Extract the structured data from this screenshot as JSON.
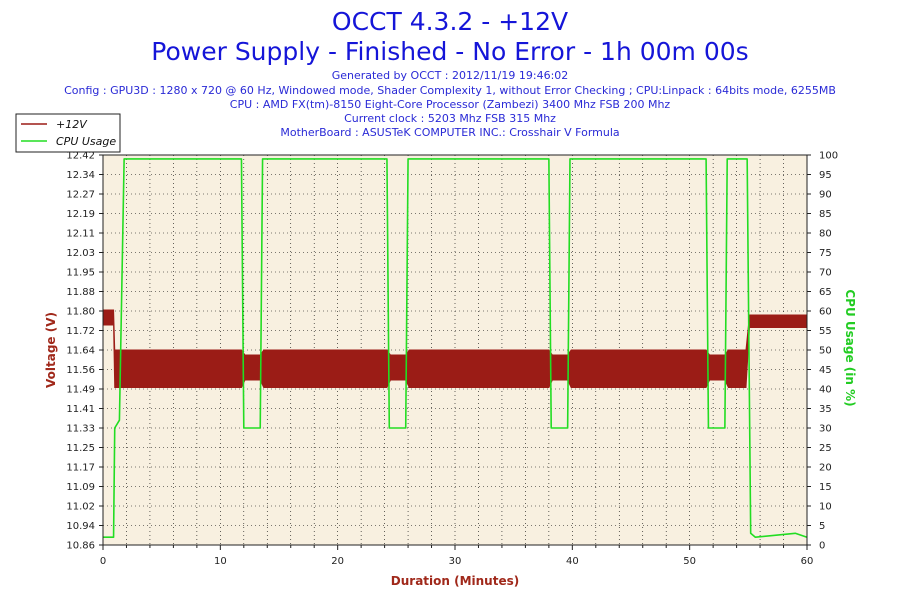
{
  "title": "OCCT 4.3.2 - +12V",
  "subtitle": "Power Supply - Finished - No Error - 1h 00m 00s",
  "info_lines": [
    "Generated by OCCT : 2012/11/19 19:46:02",
    "Config : GPU3D : 1280 x 720 @ 60 Hz, Windowed mode, Shader Complexity 1, without Error Checking ; CPU:Linpack : 64bits mode, 6255MB",
    "CPU : AMD FX(tm)-8150 Eight-Core Processor (Zambezi) 3400 Mhz FSB 200 Mhz",
    "Current clock : 5203 Mhz FSB 315 Mhz",
    "MotherBoard : ASUSTeK COMPUTER INC.: Crosshair V Formula"
  ],
  "colors": {
    "voltage": "#9b1c16",
    "cpu": "#22dd22",
    "title": "#1515d8",
    "plot_bg": "#f8f0e0",
    "grid": "#000000"
  },
  "chart_data": {
    "type": "line",
    "title": "OCCT 4.3.2 - +12V",
    "xlabel": "Duration (Minutes)",
    "ylabel_left": "Voltage (V)",
    "ylabel_right": "CPU Usage (in %)",
    "xlim": [
      0,
      60
    ],
    "ylim_left": [
      10.86,
      12.42
    ],
    "ylim_right": [
      0,
      100
    ],
    "x_ticks": [
      0,
      10,
      20,
      30,
      40,
      50,
      60
    ],
    "y_ticks_left": [
      "10.86",
      "10.94",
      "11.02",
      "11.09",
      "11.17",
      "11.25",
      "11.33",
      "11.41",
      "11.49",
      "11.56",
      "11.64",
      "11.72",
      "11.80",
      "11.88",
      "11.95",
      "12.03",
      "12.11",
      "12.19",
      "12.27",
      "12.34",
      "12.42"
    ],
    "y_ticks_right": [
      0,
      5,
      10,
      15,
      20,
      25,
      30,
      35,
      40,
      45,
      50,
      55,
      60,
      65,
      70,
      75,
      80,
      85,
      90,
      95,
      100
    ],
    "grid": true,
    "legend": [
      "+12V",
      "CPU Usage"
    ],
    "legend_position": "top-left-outside",
    "series": [
      {
        "name": "+12V",
        "color": "#9b1c16",
        "x": [
          0,
          0.9,
          1.0,
          11.8,
          12.1,
          13.4,
          13.7,
          24.2,
          24.5,
          25.8,
          26.1,
          38.0,
          38.3,
          39.6,
          39.9,
          51.4,
          51.7,
          53.0,
          53.3,
          54.8,
          55.1,
          60
        ],
        "y_low": [
          11.74,
          11.74,
          11.49,
          11.49,
          11.52,
          11.52,
          11.49,
          11.49,
          11.52,
          11.52,
          11.49,
          11.49,
          11.52,
          11.52,
          11.49,
          11.49,
          11.52,
          11.52,
          11.49,
          11.49,
          11.73,
          11.73
        ],
        "y_high": [
          11.8,
          11.8,
          11.64,
          11.64,
          11.62,
          11.62,
          11.64,
          11.64,
          11.62,
          11.62,
          11.64,
          11.64,
          11.62,
          11.62,
          11.64,
          11.64,
          11.62,
          11.62,
          11.64,
          11.64,
          11.78,
          11.78
        ]
      },
      {
        "name": "CPU Usage",
        "color": "#22dd22",
        "x": [
          0,
          0.9,
          1.0,
          1.4,
          1.8,
          11.8,
          12.0,
          13.4,
          13.6,
          24.2,
          24.4,
          25.8,
          26.0,
          38.0,
          38.2,
          39.6,
          39.8,
          51.4,
          51.6,
          53.0,
          53.2,
          54.9,
          55.2,
          55.6,
          59.0,
          60
        ],
        "y": [
          2,
          2,
          30,
          32,
          99,
          99,
          30,
          30,
          99,
          99,
          30,
          30,
          99,
          99,
          30,
          30,
          99,
          99,
          30,
          30,
          99,
          99,
          3,
          2,
          3,
          2
        ]
      }
    ]
  }
}
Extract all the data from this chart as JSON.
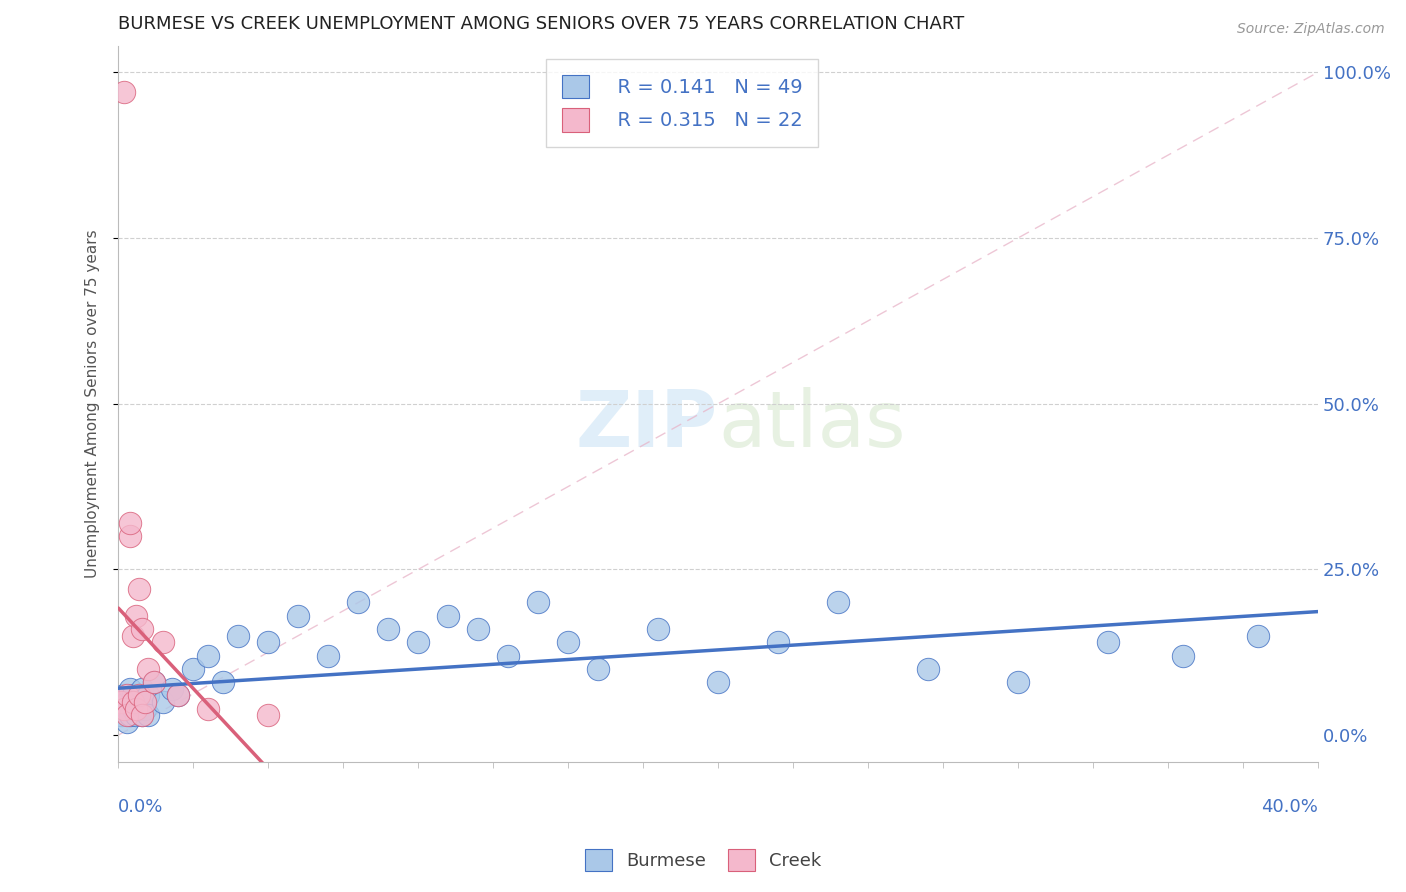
{
  "title": "BURMESE VS CREEK UNEMPLOYMENT AMONG SENIORS OVER 75 YEARS CORRELATION CHART",
  "source": "Source: ZipAtlas.com",
  "ylabel": "Unemployment Among Seniors over 75 years",
  "xlim": [
    0.0,
    0.4
  ],
  "ylim": [
    -0.04,
    1.04
  ],
  "burmese_R": 0.141,
  "burmese_N": 49,
  "creek_R": 0.315,
  "creek_N": 22,
  "burmese_color": "#aac8e8",
  "creek_color": "#f4b8cc",
  "burmese_line_color": "#4472c4",
  "creek_line_color": "#d9607a",
  "title_color": "#222222",
  "text_color": "#4472c4",
  "grid_color": "#d0d0d0",
  "background_color": "#ffffff",
  "ytick_vals": [
    0.0,
    0.25,
    0.5,
    0.75,
    1.0
  ],
  "ytick_labels": [
    "0.0%",
    "25.0%",
    "50.0%",
    "75.0%",
    "100.0%"
  ],
  "burmese_x": [
    0.001,
    0.001,
    0.002,
    0.002,
    0.003,
    0.003,
    0.004,
    0.004,
    0.005,
    0.005,
    0.006,
    0.006,
    0.007,
    0.007,
    0.008,
    0.008,
    0.009,
    0.009,
    0.01,
    0.01,
    0.012,
    0.015,
    0.018,
    0.02,
    0.025,
    0.03,
    0.035,
    0.04,
    0.05,
    0.06,
    0.07,
    0.08,
    0.09,
    0.1,
    0.11,
    0.12,
    0.13,
    0.14,
    0.15,
    0.16,
    0.18,
    0.2,
    0.22,
    0.24,
    0.27,
    0.3,
    0.33,
    0.355,
    0.38
  ],
  "burmese_y": [
    0.05,
    0.03,
    0.06,
    0.04,
    0.02,
    0.05,
    0.07,
    0.03,
    0.04,
    0.06,
    0.05,
    0.03,
    0.06,
    0.04,
    0.07,
    0.03,
    0.05,
    0.04,
    0.06,
    0.03,
    0.08,
    0.05,
    0.07,
    0.06,
    0.1,
    0.12,
    0.08,
    0.15,
    0.14,
    0.18,
    0.12,
    0.2,
    0.16,
    0.14,
    0.18,
    0.16,
    0.12,
    0.2,
    0.14,
    0.1,
    0.16,
    0.08,
    0.14,
    0.2,
    0.1,
    0.08,
    0.14,
    0.12,
    0.15
  ],
  "creek_x": [
    0.001,
    0.002,
    0.002,
    0.003,
    0.003,
    0.004,
    0.004,
    0.005,
    0.005,
    0.006,
    0.006,
    0.007,
    0.007,
    0.008,
    0.008,
    0.009,
    0.01,
    0.012,
    0.015,
    0.02,
    0.03,
    0.05
  ],
  "creek_y": [
    0.05,
    0.97,
    0.04,
    0.06,
    0.03,
    0.3,
    0.32,
    0.05,
    0.15,
    0.04,
    0.18,
    0.06,
    0.22,
    0.03,
    0.16,
    0.05,
    0.1,
    0.08,
    0.14,
    0.06,
    0.04,
    0.03
  ]
}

• • • •

→ PROBLEM REQUIREMENTS
Exclude every picture and copy the remaining data exactly.

→ FULL SOLUTION
Extract the structured data from this screenshot as JSON.
{
  "title": "OCCT 4.3.2 - +12V",
  "subtitle": "Power Supply - Finished - No Error - 1h 00m 00s",
  "info_lines": [
    "Generated by OCCT : 2012/11/19 19:46:02",
    "Config : GPU3D : 1280 x 720 @ 60 Hz, Windowed mode, Shader Complexity 1, without Error Checking ; CPU:Linpack : 64bits mode, 6255MB",
    "CPU : AMD FX(tm)-8150 Eight-Core Processor (Zambezi) 3400 Mhz FSB 200 Mhz",
    "Current clock : 5203 Mhz FSB 315 Mhz",
    "MotherBoard : ASUSTeK COMPUTER INC.: Crosshair V Formula"
  ],
  "colors": {
    "voltage": "#9b1c16",
    "cpu": "#22dd22",
    "title": "#1515d8",
    "plot_bg": "#f8f0e0",
    "grid": "#000000"
  },
  "chart_data": {
    "type": "line",
    "title": "OCCT 4.3.2 - +12V",
    "xlabel": "Duration (Minutes)",
    "ylabel_left": "Voltage (V)",
    "ylabel_right": "CPU Usage (in %)",
    "xlim": [
      0,
      60
    ],
    "ylim_left": [
      10.86,
      12.42
    ],
    "ylim_right": [
      0,
      100
    ],
    "x_ticks": [
      0,
      10,
      20,
      30,
      40,
      50,
      60
    ],
    "y_ticks_left": [
      "10.86",
      "10.94",
      "11.02",
      "11.09",
      "11.17",
      "11.25",
      "11.33",
      "11.41",
      "11.49",
      "11.56",
      "11.64",
      "11.72",
      "11.80",
      "11.88",
      "11.95",
      "12.03",
      "12.11",
      "12.19",
      "12.27",
      "12.34",
      "12.42"
    ],
    "y_ticks_right": [
      0,
      5,
      10,
      15,
      20,
      25,
      30,
      35,
      40,
      45,
      50,
      55,
      60,
      65,
      70,
      75,
      80,
      85,
      90,
      95,
      100
    ],
    "grid": true,
    "legend": [
      "+12V",
      "CPU Usage"
    ],
    "legend_position": "top-left-outside",
    "series": [
      {
        "name": "+12V",
        "color": "#9b1c16",
        "x": [
          0,
          0.9,
          1.0,
          11.8,
          12.1,
          13.4,
          13.7,
          24.2,
          24.5,
          25.8,
          26.1,
          38.0,
          38.3,
          39.6,
          39.9,
          51.4,
          51.7,
          53.0,
          53.3,
          54.8,
          55.1,
          60
        ],
        "y_low": [
          11.74,
          11.74,
          11.49,
          11.49,
          11.52,
          11.52,
          11.49,
          11.49,
          11.52,
          11.52,
          11.49,
          11.49,
          11.52,
          11.52,
          11.49,
          11.49,
          11.52,
          11.52,
          11.49,
          11.49,
          11.73,
          11.73
        ],
        "y_high": [
          11.8,
          11.8,
          11.64,
          11.64,
          11.62,
          11.62,
          11.64,
          11.64,
          11.62,
          11.62,
          11.64,
          11.64,
          11.62,
          11.62,
          11.64,
          11.64,
          11.62,
          11.62,
          11.64,
          11.64,
          11.78,
          11.78
        ]
      },
      {
        "name": "CPU Usage",
        "color": "#22dd22",
        "x": [
          0,
          0.9,
          1.0,
          1.4,
          1.8,
          11.8,
          12.0,
          13.4,
          13.6,
          24.2,
          24.4,
          25.8,
          26.0,
          38.0,
          38.2,
          39.6,
          39.8,
          51.4,
          51.6,
          53.0,
          53.2,
          54.9,
          55.2,
          55.6,
          59.0,
          60
        ],
        "y": [
          2,
          2,
          30,
          32,
          99,
          99,
          30,
          30,
          99,
          99,
          30,
          30,
          99,
          99,
          30,
          30,
          99,
          99,
          30,
          30,
          99,
          99,
          3,
          2,
          3,
          2
        ]
      }
    ]
  }
}
Extract all the data from this chart as JSON.
{
  "title": "BURMESE VS CREEK UNEMPLOYMENT AMONG SENIORS OVER 75 YEARS CORRELATION CHART",
  "source": "Source: ZipAtlas.com",
  "ylabel": "Unemployment Among Seniors over 75 years",
  "xlim": [
    0.0,
    0.4
  ],
  "ylim": [
    -0.04,
    1.04
  ],
  "burmese_R": 0.141,
  "burmese_N": 49,
  "creek_R": 0.315,
  "creek_N": 22,
  "burmese_color": "#aac8e8",
  "creek_color": "#f4b8cc",
  "burmese_line_color": "#4472c4",
  "creek_line_color": "#d9607a",
  "title_color": "#222222",
  "text_color": "#4472c4",
  "grid_color": "#d0d0d0",
  "background_color": "#ffffff",
  "ytick_vals": [
    0.0,
    0.25,
    0.5,
    0.75,
    1.0
  ],
  "ytick_labels": [
    "0.0%",
    "25.0%",
    "50.0%",
    "75.0%",
    "100.0%"
  ],
  "burmese_x": [
    0.001,
    0.001,
    0.002,
    0.002,
    0.003,
    0.003,
    0.004,
    0.004,
    0.005,
    0.005,
    0.006,
    0.006,
    0.007,
    0.007,
    0.008,
    0.008,
    0.009,
    0.009,
    0.01,
    0.01,
    0.012,
    0.015,
    0.018,
    0.02,
    0.025,
    0.03,
    0.035,
    0.04,
    0.05,
    0.06,
    0.07,
    0.08,
    0.09,
    0.1,
    0.11,
    0.12,
    0.13,
    0.14,
    0.15,
    0.16,
    0.18,
    0.2,
    0.22,
    0.24,
    0.27,
    0.3,
    0.33,
    0.355,
    0.38
  ],
  "burmese_y": [
    0.05,
    0.03,
    0.06,
    0.04,
    0.02,
    0.05,
    0.07,
    0.03,
    0.04,
    0.06,
    0.05,
    0.03,
    0.06,
    0.04,
    0.07,
    0.03,
    0.05,
    0.04,
    0.06,
    0.03,
    0.08,
    0.05,
    0.07,
    0.06,
    0.1,
    0.12,
    0.08,
    0.15,
    0.14,
    0.18,
    0.12,
    0.2,
    0.16,
    0.14,
    0.18,
    0.16,
    0.12,
    0.2,
    0.14,
    0.1,
    0.16,
    0.08,
    0.14,
    0.2,
    0.1,
    0.08,
    0.14,
    0.12,
    0.15
  ],
  "creek_x": [
    0.001,
    0.002,
    0.002,
    0.003,
    0.003,
    0.004,
    0.004,
    0.005,
    0.005,
    0.006,
    0.006,
    0.007,
    0.007,
    0.008,
    0.008,
    0.009,
    0.01,
    0.012,
    0.015,
    0.02,
    0.03,
    0.05
  ],
  "creek_y": [
    0.05,
    0.97,
    0.04,
    0.06,
    0.03,
    0.3,
    0.32,
    0.05,
    0.15,
    0.04,
    0.18,
    0.06,
    0.22,
    0.03,
    0.16,
    0.05,
    0.1,
    0.08,
    0.14,
    0.06,
    0.04,
    0.03
  ]
}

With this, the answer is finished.